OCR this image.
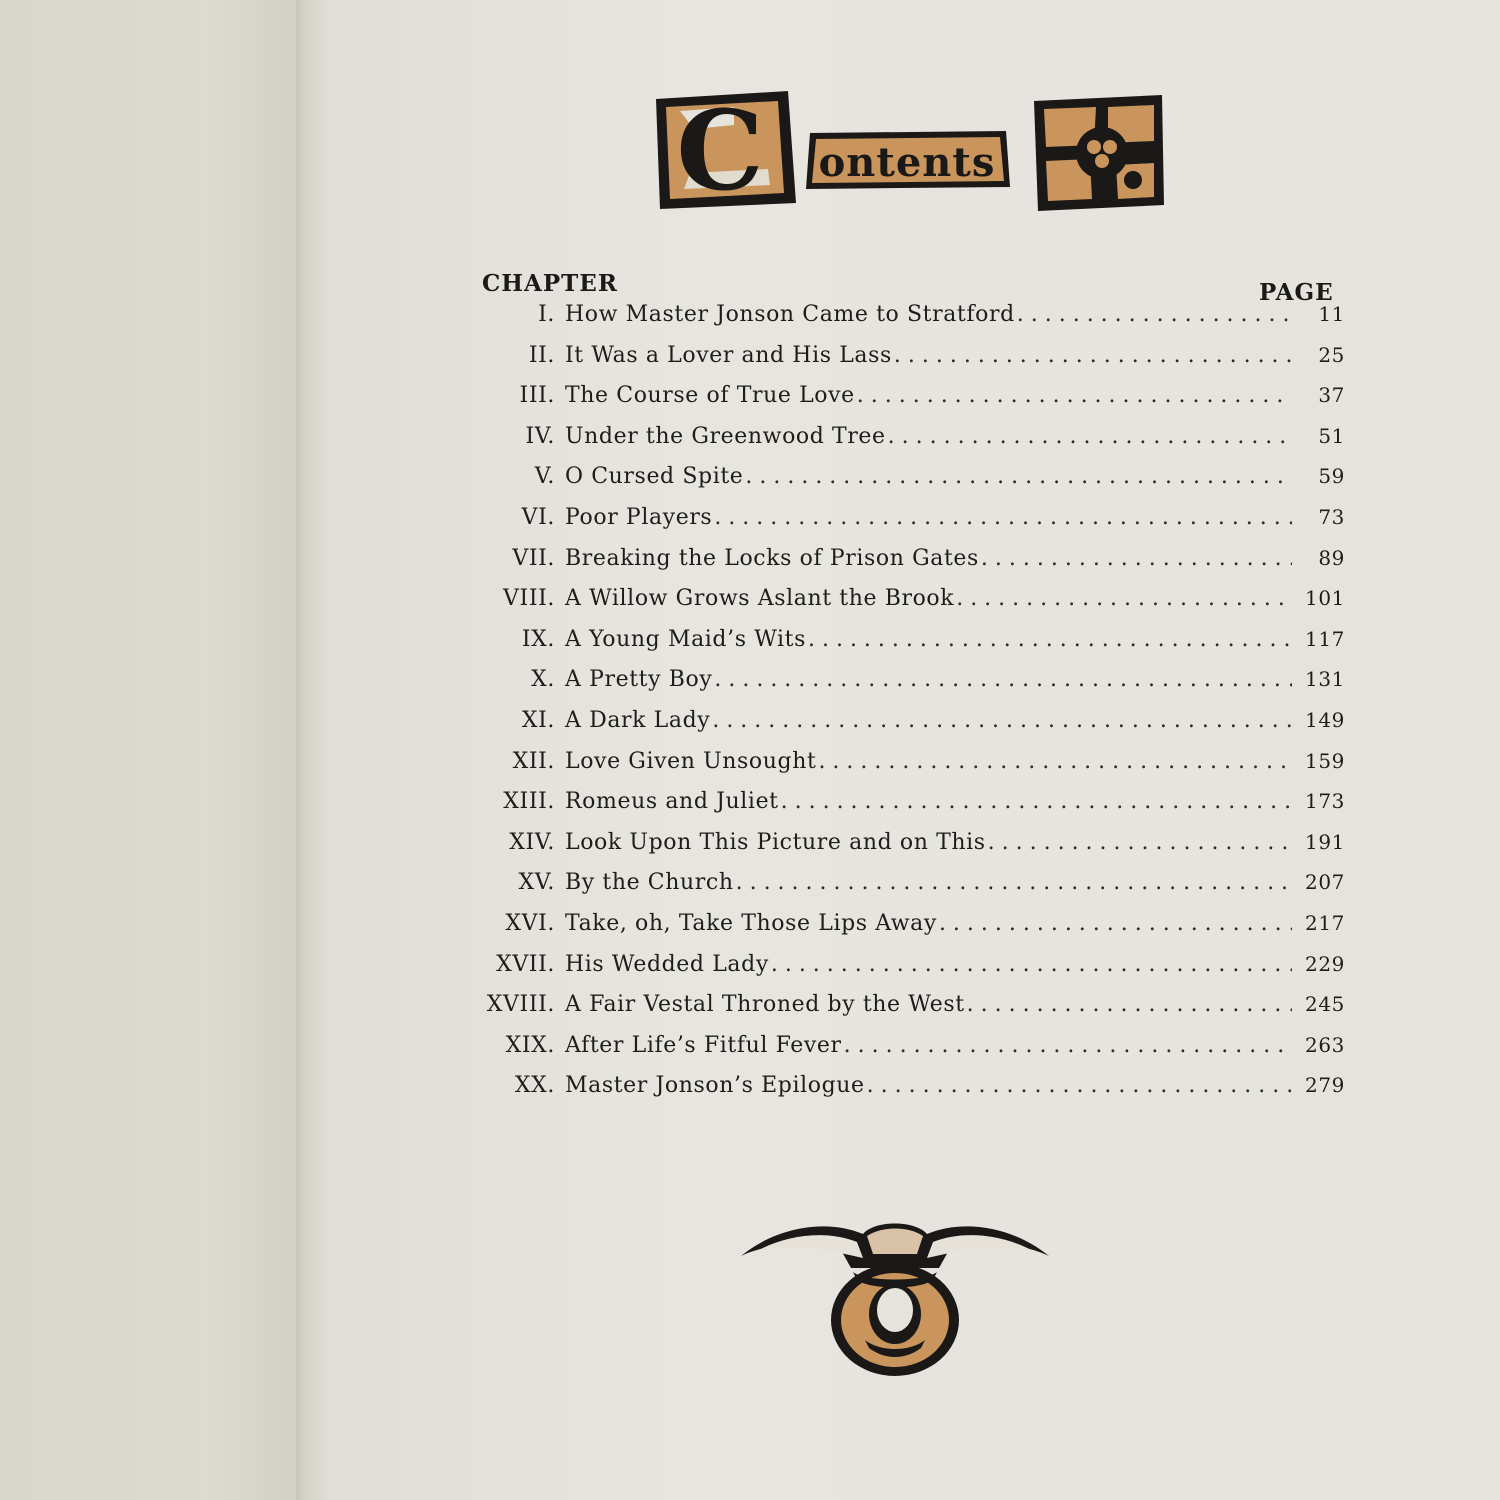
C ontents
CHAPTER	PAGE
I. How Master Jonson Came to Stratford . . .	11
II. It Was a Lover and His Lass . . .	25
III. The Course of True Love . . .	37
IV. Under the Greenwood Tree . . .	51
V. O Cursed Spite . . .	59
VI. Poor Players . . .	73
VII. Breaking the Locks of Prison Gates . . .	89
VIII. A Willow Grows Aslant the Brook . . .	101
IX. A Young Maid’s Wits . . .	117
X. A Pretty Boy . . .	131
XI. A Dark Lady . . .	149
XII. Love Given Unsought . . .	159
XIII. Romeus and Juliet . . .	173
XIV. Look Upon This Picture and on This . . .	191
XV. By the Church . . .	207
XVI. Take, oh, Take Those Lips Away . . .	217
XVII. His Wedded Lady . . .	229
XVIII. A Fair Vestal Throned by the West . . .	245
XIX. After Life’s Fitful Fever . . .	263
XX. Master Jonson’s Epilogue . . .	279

━━━

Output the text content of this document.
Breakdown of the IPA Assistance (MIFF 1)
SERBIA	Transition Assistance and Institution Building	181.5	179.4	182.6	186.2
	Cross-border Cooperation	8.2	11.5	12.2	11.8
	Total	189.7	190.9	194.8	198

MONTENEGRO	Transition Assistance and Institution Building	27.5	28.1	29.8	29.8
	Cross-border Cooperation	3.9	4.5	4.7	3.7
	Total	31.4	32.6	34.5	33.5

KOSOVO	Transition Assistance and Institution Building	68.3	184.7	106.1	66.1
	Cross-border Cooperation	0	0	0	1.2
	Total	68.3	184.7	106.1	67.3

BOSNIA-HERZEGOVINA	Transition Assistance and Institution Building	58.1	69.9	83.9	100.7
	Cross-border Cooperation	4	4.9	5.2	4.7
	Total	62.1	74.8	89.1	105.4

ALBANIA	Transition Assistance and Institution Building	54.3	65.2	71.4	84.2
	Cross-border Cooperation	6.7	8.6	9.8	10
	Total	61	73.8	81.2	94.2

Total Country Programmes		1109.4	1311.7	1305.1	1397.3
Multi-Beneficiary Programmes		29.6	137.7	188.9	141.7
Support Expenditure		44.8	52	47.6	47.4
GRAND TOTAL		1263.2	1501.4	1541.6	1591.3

━━━

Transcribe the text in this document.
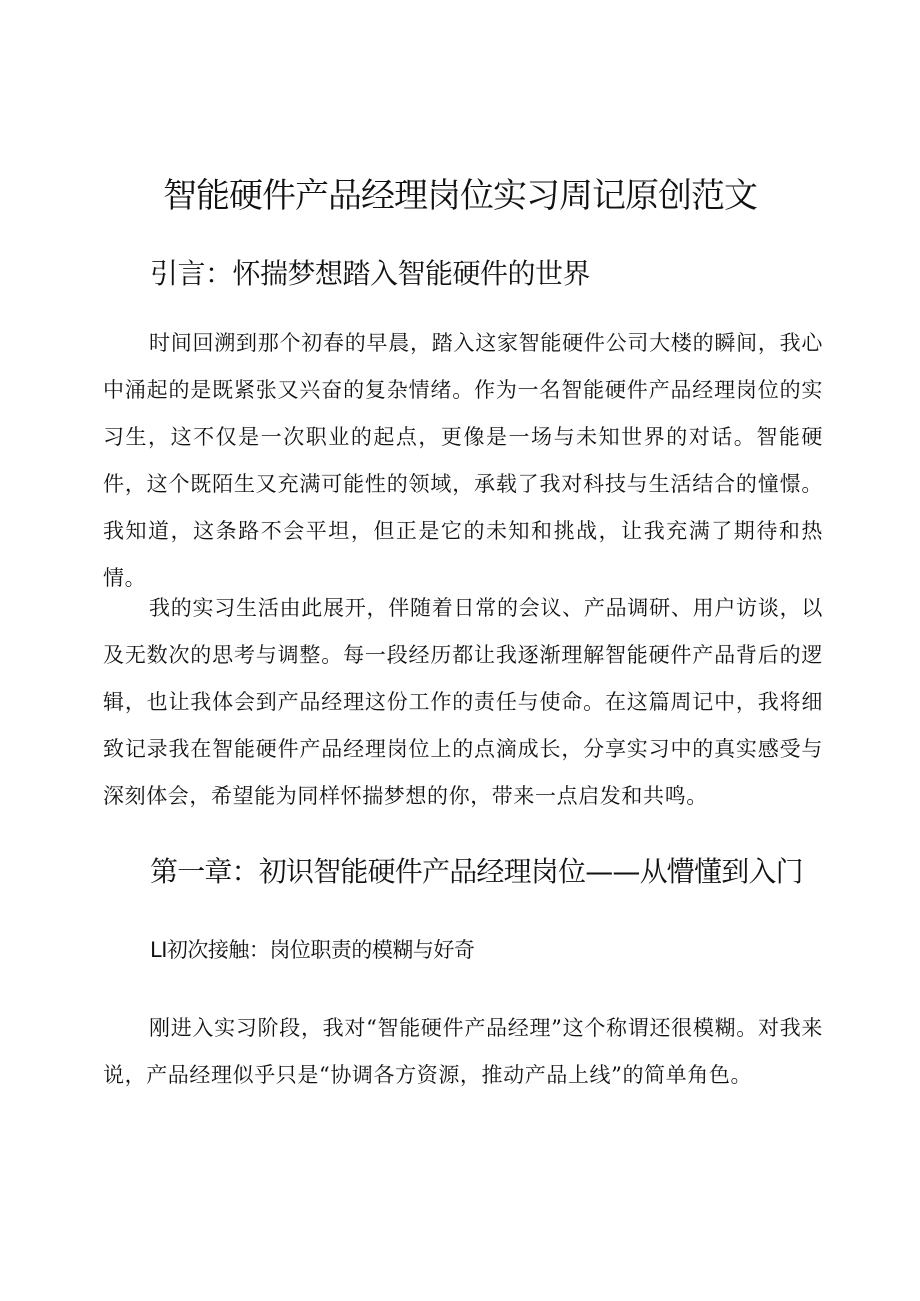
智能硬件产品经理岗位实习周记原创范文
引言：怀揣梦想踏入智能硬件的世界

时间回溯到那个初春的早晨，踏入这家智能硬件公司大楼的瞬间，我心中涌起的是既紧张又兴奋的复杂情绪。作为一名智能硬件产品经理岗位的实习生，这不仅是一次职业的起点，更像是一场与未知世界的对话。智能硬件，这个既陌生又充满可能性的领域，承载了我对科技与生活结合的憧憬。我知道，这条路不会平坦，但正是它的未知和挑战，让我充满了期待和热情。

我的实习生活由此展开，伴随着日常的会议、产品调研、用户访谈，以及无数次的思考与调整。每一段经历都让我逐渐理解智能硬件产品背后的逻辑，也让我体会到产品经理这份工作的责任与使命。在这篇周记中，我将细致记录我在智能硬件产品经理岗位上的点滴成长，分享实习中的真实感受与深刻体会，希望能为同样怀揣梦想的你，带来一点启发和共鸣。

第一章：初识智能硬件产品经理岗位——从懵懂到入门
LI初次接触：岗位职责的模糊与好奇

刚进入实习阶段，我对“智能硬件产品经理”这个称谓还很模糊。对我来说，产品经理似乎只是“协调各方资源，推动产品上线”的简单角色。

━━━

■ THE EXERCISE ■
Scan the data for the word "Master" and copy every line where it shows up.

■ WRITTEN SOLUTION ■
I. How Master Jonson Came to Stratford . . .	11
XX. Master Jonson’s Epilogue . . .	279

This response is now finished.